Short exercise
Gather the lines below that include the string "отношения", copying each in full.

## Begin

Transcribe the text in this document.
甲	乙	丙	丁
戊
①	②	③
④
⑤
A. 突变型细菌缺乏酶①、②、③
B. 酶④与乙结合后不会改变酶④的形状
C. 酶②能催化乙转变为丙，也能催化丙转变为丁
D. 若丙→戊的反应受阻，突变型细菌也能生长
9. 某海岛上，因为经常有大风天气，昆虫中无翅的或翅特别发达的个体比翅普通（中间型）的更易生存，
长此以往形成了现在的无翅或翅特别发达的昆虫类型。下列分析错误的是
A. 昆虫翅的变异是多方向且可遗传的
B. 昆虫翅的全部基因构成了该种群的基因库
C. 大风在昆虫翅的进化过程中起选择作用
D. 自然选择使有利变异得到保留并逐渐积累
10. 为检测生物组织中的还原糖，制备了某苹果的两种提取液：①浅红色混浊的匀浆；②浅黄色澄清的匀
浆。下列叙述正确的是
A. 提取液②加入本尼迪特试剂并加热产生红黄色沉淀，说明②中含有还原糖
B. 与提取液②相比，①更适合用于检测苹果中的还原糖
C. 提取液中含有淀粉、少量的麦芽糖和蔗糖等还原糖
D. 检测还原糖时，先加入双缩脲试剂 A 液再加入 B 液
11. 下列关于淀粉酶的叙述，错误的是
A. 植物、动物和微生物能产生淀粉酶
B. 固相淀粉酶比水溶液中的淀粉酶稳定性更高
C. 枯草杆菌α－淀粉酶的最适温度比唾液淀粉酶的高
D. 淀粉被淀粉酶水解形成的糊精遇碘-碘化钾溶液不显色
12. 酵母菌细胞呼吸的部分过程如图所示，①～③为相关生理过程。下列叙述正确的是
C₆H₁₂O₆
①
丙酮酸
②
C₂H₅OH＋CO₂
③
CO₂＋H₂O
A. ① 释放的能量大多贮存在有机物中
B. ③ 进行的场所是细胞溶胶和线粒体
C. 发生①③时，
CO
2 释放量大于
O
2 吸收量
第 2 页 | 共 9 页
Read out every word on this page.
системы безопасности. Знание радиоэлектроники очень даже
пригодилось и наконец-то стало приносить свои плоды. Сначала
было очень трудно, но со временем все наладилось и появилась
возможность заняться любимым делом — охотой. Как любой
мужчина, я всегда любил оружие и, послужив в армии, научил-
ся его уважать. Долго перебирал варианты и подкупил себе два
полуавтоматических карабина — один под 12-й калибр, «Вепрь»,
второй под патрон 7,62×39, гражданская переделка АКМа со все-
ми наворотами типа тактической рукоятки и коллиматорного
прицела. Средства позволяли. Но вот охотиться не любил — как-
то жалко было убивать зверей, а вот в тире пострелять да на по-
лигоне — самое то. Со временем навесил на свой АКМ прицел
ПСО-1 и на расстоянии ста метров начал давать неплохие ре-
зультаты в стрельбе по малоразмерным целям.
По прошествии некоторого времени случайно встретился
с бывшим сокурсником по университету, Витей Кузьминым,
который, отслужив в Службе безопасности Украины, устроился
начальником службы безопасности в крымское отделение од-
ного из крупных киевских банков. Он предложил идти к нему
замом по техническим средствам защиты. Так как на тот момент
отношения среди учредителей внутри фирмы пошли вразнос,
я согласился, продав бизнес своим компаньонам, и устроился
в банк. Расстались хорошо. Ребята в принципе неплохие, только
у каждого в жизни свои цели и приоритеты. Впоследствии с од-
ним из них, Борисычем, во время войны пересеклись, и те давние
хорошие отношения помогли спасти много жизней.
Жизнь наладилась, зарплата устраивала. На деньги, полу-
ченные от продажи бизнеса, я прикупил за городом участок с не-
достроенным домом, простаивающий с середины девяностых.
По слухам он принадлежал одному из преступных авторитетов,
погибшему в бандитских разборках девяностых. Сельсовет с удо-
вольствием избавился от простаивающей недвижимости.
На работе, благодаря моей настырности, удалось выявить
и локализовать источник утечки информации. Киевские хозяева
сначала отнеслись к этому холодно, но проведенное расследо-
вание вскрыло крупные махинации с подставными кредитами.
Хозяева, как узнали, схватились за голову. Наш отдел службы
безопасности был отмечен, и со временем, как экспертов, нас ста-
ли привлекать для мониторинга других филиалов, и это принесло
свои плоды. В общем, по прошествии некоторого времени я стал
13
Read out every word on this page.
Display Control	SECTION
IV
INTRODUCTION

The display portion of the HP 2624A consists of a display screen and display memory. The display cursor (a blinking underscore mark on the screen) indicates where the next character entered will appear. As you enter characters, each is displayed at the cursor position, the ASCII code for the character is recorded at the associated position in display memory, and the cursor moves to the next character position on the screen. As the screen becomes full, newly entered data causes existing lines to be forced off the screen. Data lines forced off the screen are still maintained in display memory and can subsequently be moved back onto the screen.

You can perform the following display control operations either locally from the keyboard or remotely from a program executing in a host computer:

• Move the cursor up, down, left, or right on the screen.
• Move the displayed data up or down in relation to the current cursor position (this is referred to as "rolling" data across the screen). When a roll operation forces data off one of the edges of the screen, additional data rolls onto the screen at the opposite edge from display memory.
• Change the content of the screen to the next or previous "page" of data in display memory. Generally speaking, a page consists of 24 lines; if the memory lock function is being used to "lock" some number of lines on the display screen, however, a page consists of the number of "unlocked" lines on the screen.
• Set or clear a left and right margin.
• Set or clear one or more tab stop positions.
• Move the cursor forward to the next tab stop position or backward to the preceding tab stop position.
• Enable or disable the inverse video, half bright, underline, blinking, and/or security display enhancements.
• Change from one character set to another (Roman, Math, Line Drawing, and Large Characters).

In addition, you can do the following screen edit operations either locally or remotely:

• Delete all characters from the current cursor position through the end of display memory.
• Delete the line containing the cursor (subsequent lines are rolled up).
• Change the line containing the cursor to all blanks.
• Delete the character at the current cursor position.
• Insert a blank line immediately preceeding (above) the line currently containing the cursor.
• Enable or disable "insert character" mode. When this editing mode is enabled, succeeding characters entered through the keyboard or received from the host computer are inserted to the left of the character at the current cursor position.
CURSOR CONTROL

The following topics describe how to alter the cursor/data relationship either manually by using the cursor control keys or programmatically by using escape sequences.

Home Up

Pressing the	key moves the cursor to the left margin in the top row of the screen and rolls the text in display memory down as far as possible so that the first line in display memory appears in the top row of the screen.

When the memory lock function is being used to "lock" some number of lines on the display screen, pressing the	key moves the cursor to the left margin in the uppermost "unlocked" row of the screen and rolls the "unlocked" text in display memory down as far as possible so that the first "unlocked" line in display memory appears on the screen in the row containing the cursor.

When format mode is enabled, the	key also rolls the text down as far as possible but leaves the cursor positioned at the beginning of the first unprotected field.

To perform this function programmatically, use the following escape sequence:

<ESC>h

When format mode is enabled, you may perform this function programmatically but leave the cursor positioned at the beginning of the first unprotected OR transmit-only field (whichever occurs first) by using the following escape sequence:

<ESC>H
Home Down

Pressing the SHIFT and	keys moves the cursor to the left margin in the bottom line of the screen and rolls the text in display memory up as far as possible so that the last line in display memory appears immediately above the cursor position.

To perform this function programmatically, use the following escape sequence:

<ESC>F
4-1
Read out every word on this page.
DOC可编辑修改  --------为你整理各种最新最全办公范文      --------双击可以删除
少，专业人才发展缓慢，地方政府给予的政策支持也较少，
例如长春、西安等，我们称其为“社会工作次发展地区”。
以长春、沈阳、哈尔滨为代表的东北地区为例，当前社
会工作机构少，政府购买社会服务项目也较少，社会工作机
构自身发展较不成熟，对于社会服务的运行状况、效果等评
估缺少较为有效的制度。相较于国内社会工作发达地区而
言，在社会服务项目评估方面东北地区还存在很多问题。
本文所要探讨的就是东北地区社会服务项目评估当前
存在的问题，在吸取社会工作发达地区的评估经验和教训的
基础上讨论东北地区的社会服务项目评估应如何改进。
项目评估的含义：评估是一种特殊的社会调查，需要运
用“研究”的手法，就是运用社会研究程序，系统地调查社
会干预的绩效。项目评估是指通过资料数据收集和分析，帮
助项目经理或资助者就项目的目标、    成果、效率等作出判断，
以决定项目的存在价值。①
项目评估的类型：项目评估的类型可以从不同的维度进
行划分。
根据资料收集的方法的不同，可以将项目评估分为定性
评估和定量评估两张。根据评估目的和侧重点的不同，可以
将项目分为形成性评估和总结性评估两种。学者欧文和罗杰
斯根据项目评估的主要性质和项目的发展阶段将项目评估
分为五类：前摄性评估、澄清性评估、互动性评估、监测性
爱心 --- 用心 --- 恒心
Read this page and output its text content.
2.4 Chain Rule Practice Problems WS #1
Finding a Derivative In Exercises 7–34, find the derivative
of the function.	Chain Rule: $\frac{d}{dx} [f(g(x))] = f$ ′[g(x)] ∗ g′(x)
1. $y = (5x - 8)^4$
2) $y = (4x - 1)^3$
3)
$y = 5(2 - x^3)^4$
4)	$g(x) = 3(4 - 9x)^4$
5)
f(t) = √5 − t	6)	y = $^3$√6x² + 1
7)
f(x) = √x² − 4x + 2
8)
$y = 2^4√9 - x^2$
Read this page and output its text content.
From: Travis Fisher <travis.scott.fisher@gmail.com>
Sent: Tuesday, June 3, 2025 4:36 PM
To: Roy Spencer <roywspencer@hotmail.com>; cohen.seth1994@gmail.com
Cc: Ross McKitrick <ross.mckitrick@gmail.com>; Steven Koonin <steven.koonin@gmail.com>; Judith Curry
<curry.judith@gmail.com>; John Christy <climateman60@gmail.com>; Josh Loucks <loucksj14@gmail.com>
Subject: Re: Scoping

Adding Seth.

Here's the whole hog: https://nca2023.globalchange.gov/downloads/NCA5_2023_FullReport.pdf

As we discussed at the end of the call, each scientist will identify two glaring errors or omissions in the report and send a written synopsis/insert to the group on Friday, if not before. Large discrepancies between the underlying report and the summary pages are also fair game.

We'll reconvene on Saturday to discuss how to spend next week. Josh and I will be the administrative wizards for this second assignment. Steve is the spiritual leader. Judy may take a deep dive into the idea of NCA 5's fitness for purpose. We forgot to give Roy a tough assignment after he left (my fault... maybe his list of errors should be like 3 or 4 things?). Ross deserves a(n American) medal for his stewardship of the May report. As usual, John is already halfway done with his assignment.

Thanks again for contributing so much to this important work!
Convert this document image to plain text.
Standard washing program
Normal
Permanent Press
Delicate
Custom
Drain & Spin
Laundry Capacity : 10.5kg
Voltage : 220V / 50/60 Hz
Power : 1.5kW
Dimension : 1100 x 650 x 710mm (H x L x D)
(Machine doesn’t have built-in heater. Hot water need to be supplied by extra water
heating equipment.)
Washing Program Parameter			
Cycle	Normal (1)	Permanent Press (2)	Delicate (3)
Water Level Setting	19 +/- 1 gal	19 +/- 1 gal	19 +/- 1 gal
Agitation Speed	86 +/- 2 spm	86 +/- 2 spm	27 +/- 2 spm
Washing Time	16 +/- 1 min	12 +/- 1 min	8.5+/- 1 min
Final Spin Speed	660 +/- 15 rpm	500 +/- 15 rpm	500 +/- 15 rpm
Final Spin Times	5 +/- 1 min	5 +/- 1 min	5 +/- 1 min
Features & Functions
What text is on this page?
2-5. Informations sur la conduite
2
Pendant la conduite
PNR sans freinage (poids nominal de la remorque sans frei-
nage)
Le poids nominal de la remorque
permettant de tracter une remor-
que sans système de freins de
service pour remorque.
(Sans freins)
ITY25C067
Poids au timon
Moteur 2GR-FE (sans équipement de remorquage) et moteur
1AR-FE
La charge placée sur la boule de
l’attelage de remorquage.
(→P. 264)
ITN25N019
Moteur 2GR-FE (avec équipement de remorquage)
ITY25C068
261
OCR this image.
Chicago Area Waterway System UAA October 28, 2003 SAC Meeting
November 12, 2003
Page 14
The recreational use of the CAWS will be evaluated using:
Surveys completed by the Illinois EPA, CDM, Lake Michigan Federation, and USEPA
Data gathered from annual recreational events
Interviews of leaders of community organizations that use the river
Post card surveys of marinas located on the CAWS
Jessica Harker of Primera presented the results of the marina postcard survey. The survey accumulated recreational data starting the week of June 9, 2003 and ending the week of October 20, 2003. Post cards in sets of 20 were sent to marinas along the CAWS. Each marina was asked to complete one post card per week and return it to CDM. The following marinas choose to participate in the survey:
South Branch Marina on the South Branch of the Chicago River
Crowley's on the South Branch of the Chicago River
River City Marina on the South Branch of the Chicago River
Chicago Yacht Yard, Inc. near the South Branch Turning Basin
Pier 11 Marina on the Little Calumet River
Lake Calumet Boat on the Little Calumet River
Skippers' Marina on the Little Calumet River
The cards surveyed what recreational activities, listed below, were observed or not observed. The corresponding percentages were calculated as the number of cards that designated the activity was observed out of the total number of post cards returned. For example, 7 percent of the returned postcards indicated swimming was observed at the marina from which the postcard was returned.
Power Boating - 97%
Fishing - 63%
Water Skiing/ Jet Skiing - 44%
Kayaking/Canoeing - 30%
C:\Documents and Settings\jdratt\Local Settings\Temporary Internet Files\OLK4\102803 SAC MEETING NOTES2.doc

## End

Answer to this problem
отношения среди учредителей внутри фирмы пошли вразнос,
хорошие отношения помогли спасти много жизней.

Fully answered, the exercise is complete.